This is all fine and good, but why not just say that it can be both? There isn’t much nutritional gain from eating dessert, drinking soda, or gorging ourselves on a Thanksgiving meal. Why do we do it? Mainly, for pleasure. I would say that we are overdoing it, but to call it unnatural is going too far. Like food, sex should also be in moderation.
So why are procreation and formation of union biconditionals? “[P]rocreation requires an enduring partnership between two beings the man and the woman, who are different, but in ways that enable them to complete and balance each other. Union, then, characterizes the distinctly human mode of procreation” (p. 25). Thus starts the heteronormative basis. Going from the other direction, by forming a union through sex, the act intrinsically opens up the possibility of new life. But what about those who don’t want children? Budziszewski responds that giving to each other wholly is part of the mechanism of potentially bringing a third person into being.
I’m scratching my head at this argument. Even Aristotle would say that if you take an acorn away from soil, it can’t fulfill its potentiality, even if it is a potential oak tree. Thus, those who take precautions to not have children (either permanently or temporarily) have ceased the potentiality. I think Budziszewski’s response would be: “but then that’s unnatural.” To which I would say there’s some weird question-begging going on.
The man and woman by themselves are incomplete. Thus we have singlism and heteronormativity again here. They need each other in order to be united. If not, we are treating ourselves and others as tools, we substitute the form of a union for the real thing, or we break up the biconditional.
One thing that has a strange argument deals with the argument about body actions and bodily sex (call this “A”) and how they lead to feelings and attachment (call this “B”). Budziszewski argues that body actions pertaining to sex produce feelings of union (30). In other words, A causes B because that was part of the design. Yet, if people complain that the relationship didn’t last, it was because people have detached A from B. But wait, if A causes B, how is it possible for A to be detached from B?

* [Set tasks]:
• a. From the commentary on Budziszewski's view of sex, list the things the writer names as offering little nutritional gain.
• b. Continue the commentary on Budziszewski's view of sex, starting after its last sentence.
The records have no role in this work.

* [Provided records]:
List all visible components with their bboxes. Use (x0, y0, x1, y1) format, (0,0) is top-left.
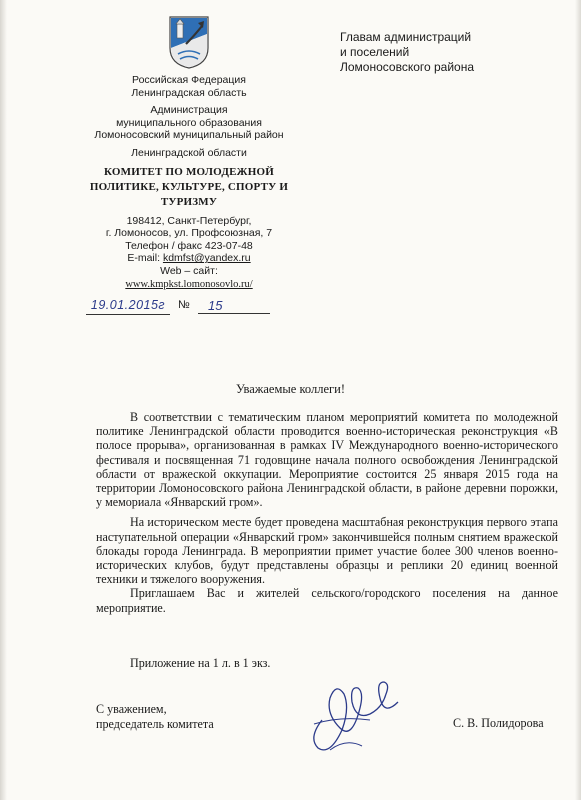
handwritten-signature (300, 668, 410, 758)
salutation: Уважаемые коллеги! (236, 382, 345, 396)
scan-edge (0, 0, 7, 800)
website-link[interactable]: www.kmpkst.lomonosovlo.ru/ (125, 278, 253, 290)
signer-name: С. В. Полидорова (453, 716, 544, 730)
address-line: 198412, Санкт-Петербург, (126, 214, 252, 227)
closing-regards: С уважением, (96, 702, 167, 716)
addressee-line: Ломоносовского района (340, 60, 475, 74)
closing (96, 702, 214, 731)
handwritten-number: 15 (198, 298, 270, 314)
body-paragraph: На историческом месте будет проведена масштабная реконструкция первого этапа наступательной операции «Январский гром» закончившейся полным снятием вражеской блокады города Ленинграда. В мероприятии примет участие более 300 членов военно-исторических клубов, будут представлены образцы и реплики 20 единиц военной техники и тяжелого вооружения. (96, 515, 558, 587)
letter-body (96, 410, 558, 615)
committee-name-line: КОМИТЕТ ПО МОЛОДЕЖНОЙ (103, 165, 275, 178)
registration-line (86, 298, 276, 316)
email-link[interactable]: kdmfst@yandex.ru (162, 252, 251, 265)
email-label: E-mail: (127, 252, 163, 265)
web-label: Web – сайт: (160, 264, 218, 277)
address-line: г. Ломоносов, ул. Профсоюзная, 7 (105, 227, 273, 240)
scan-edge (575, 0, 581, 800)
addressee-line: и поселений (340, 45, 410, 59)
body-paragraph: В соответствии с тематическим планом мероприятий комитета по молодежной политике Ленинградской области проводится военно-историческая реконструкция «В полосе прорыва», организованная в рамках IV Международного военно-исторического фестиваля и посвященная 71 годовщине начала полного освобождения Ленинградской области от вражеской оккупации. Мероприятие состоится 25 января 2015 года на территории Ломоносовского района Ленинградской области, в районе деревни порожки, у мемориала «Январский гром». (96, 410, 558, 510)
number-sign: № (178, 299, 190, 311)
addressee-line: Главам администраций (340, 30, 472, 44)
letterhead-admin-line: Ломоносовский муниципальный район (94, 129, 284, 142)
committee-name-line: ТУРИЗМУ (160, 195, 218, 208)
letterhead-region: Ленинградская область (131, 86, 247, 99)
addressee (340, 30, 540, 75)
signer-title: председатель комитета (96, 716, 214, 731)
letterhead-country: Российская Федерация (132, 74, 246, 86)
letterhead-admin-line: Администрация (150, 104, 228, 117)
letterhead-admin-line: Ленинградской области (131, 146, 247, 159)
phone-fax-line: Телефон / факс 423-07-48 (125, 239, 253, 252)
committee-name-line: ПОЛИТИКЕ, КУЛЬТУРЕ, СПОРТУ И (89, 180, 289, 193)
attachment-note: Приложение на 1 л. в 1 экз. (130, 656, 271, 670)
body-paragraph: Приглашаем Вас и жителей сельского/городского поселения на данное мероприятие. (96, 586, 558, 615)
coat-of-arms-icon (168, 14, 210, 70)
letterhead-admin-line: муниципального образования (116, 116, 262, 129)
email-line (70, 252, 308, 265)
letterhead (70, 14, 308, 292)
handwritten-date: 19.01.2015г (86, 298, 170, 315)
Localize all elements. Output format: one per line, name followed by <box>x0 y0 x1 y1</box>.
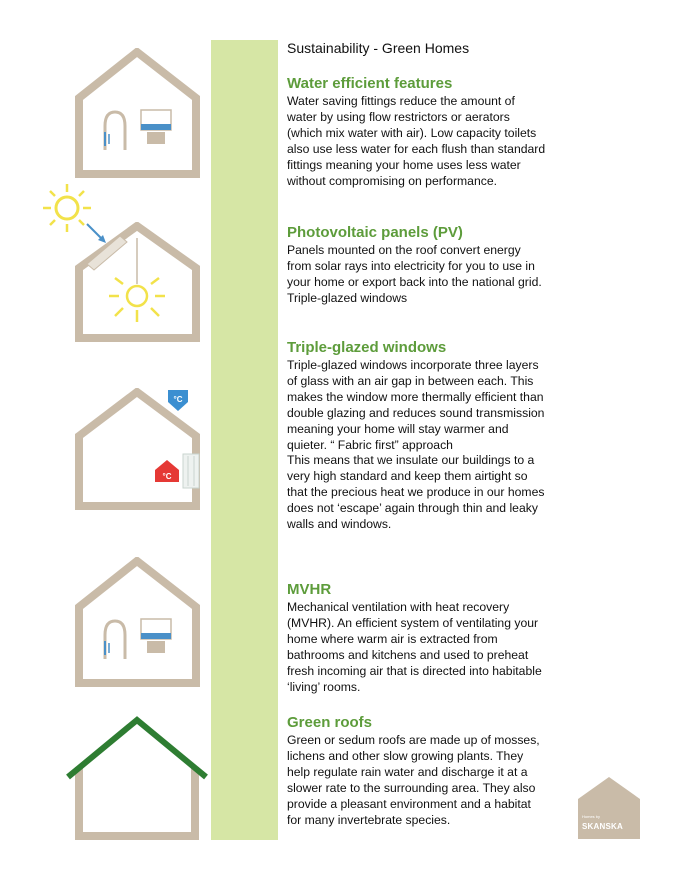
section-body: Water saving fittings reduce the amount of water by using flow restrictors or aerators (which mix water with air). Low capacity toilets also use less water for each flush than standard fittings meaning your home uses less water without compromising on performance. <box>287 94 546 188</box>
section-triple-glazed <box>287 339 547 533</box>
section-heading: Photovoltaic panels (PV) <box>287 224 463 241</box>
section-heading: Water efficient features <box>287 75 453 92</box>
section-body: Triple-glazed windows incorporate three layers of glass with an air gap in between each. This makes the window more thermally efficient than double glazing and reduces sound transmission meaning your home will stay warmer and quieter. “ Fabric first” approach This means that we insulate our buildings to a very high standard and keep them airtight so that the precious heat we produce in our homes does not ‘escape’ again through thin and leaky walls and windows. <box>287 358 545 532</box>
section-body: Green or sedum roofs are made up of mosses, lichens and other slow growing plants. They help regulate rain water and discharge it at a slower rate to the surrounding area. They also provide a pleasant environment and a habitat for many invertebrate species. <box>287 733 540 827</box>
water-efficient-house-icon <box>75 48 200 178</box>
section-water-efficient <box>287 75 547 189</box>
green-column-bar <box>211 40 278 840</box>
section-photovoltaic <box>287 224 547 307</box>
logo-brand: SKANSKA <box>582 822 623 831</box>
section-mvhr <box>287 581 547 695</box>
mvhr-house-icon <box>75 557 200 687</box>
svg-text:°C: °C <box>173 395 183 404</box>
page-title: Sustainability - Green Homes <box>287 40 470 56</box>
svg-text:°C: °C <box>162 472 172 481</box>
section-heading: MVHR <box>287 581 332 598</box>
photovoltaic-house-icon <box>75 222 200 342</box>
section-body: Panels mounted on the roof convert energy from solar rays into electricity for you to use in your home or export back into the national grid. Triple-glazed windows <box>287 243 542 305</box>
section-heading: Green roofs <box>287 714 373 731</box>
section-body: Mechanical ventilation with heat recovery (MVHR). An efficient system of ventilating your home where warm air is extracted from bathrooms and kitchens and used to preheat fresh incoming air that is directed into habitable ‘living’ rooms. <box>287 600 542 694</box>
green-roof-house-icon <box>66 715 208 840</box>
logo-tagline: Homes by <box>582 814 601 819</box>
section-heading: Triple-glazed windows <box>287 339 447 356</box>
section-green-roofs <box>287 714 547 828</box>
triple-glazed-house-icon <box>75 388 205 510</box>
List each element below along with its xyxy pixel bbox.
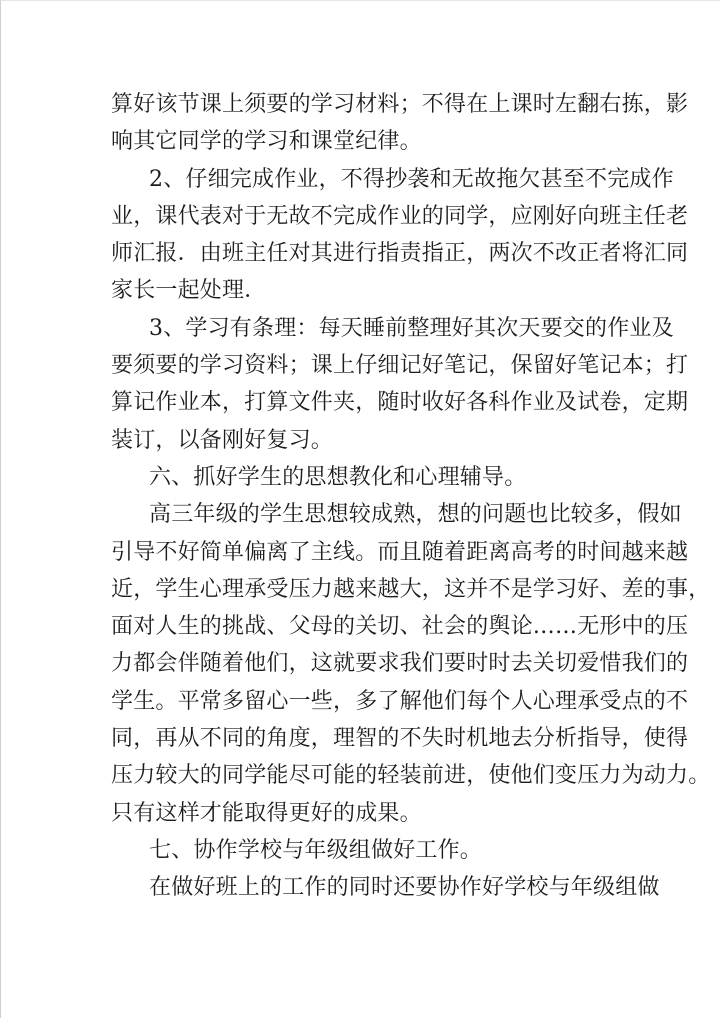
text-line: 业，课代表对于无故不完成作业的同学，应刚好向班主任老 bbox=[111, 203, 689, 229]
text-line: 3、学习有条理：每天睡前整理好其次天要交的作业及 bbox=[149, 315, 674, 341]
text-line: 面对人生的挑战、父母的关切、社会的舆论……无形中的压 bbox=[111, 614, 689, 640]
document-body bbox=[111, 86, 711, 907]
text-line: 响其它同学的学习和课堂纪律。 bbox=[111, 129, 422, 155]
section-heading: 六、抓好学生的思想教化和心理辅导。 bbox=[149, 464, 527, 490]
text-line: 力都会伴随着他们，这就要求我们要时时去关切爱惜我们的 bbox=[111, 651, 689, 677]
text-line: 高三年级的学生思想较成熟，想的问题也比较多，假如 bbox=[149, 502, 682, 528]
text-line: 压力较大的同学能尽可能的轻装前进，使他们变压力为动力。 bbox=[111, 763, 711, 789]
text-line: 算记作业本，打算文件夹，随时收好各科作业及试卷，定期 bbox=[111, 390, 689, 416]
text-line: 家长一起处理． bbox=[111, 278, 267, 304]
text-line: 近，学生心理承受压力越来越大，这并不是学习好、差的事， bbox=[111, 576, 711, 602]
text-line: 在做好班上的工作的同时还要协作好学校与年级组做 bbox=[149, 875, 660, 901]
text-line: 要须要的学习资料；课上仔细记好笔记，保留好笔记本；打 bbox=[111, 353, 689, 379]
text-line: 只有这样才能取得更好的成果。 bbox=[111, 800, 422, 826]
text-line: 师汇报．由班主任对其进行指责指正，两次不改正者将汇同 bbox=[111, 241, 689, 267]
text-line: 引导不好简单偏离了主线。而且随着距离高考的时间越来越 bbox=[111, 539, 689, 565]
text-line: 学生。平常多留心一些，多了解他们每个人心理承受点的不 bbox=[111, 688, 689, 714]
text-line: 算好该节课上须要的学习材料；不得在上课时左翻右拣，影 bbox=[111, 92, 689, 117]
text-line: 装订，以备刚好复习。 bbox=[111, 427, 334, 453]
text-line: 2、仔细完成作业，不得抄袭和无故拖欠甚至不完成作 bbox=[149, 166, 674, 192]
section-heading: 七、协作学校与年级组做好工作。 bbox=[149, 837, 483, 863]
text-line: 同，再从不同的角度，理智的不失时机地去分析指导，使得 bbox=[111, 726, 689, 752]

* [Written answers]:
• a. eating dessert; drinking soda; gorging ourselves on a Thanksgiving meal

• b.
Another argument Buziszewski claims is that spouses exist for motherhood and fatherhood. This means no sex until procreation. As soon as they have a child, then their (meaning of) existence has been fulfilled. Yet, he allows sex if the couple are infertile. I know there have been many arguments trying to show how this works, but they’re not adequate.
Next, having children changes us to be less selfish. Children “are the necessary and natural continuation of the shock to our selfishness which is initiated by matrimony itself” (31). But this just simply isn’t true. Surely there are fathers who don’t care about their children, even abuse them. The same is true with the mother. Moreover, it’s true even if they’re both married to each other. There is nothing necessary about it. It would be nice, but there are instances where people stay within their selfish ways after having children.
This ends his main chapter about the meaning behind the sexual powers. As you can gather, there’s a lot riding on this chapter and it would have been nice to make this chapter have more metaphysical umph to it. Alas, there are more unanswered questions than Budziszewski gives.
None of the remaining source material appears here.